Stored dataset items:

....................

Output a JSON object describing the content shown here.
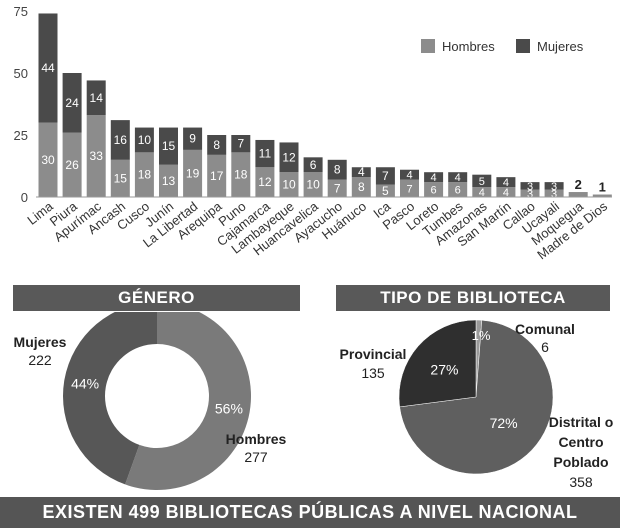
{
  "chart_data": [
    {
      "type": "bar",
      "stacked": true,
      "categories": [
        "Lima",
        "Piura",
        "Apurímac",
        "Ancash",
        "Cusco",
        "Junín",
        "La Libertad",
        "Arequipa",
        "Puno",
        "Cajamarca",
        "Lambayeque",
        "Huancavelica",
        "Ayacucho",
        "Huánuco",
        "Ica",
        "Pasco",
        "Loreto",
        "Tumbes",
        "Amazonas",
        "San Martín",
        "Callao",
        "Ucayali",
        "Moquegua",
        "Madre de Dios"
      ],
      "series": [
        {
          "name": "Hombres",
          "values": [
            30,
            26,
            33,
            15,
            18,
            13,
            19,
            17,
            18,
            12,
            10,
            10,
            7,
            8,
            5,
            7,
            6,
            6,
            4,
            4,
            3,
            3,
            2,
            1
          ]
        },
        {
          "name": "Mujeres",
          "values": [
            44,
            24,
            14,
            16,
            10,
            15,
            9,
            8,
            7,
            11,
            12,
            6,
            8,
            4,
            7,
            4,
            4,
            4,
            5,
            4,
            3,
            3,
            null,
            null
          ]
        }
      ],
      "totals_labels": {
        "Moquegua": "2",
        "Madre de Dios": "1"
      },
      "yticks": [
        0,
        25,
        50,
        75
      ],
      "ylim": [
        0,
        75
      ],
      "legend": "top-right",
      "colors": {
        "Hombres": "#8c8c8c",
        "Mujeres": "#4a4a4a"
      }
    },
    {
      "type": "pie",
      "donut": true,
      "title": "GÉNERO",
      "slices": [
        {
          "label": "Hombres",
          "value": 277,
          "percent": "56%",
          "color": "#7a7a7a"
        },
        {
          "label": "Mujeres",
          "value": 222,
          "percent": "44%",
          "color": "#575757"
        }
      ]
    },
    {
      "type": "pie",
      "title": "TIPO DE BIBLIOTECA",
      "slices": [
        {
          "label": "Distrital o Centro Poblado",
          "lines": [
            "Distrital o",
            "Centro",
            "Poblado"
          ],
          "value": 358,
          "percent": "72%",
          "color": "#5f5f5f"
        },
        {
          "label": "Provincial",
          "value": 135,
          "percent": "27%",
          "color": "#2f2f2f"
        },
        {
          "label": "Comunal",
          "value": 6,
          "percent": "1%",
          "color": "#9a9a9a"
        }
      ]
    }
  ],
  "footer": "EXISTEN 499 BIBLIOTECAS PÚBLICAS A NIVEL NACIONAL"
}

....................

WRITTEN INSTRUCTION: Give the data above again in full and unchanged, skipping the pictures.

THE OUTPUT:
Output a JSON object describing the content shown here.
{
  "chart_data": [
    {
      "type": "bar",
      "stacked": true,
      "categories": [
        "Lima",
        "Piura",
        "Apurímac",
        "Ancash",
        "Cusco",
        "Junín",
        "La Libertad",
        "Arequipa",
        "Puno",
        "Cajamarca",
        "Lambayeque",
        "Huancavelica",
        "Ayacucho",
        "Huánuco",
        "Ica",
        "Pasco",
        "Loreto",
        "Tumbes",
        "Amazonas",
        "San Martín",
        "Callao",
        "Ucayali",
        "Moquegua",
        "Madre de Dios"
      ],
      "series": [
        {
          "name": "Hombres",
          "values": [
            30,
            26,
            33,
            15,
            18,
            13,
            19,
            17,
            18,
            12,
            10,
            10,
            7,
            8,
            5,
            7,
            6,
            6,
            4,
            4,
            3,
            3,
            2,
            1
          ]
        },
        {
          "name": "Mujeres",
          "values": [
            44,
            24,
            14,
            16,
            10,
            15,
            9,
            8,
            7,
            11,
            12,
            6,
            8,
            4,
            7,
            4,
            4,
            4,
            5,
            4,
            3,
            3,
            null,
            null
          ]
        }
      ],
      "totals_labels": {
        "Moquegua": "2",
        "Madre de Dios": "1"
      },
      "yticks": [
        0,
        25,
        50,
        75
      ],
      "ylim": [
        0,
        75
      ],
      "legend": "top-right",
      "colors": {
        "Hombres": "#8c8c8c",
        "Mujeres": "#4a4a4a"
      }
    },
    {
      "type": "pie",
      "donut": true,
      "title": "GÉNERO",
      "slices": [
        {
          "label": "Hombres",
          "value": 277,
          "percent": "56%",
          "color": "#7a7a7a"
        },
        {
          "label": "Mujeres",
          "value": 222,
          "percent": "44%",
          "color": "#575757"
        }
      ]
    },
    {
      "type": "pie",
      "title": "TIPO DE BIBLIOTECA",
      "slices": [
        {
          "label": "Distrital o Centro Poblado",
          "lines": [
            "Distrital o",
            "Centro",
            "Poblado"
          ],
          "value": 358,
          "percent": "72%",
          "color": "#5f5f5f"
        },
        {
          "label": "Provincial",
          "value": 135,
          "percent": "27%",
          "color": "#2f2f2f"
        },
        {
          "label": "Comunal",
          "value": 6,
          "percent": "1%",
          "color": "#9a9a9a"
        }
      ]
    }
  ],
  "footer": "EXISTEN 499 BIBLIOTECAS PÚBLICAS A NIVEL NACIONAL"
}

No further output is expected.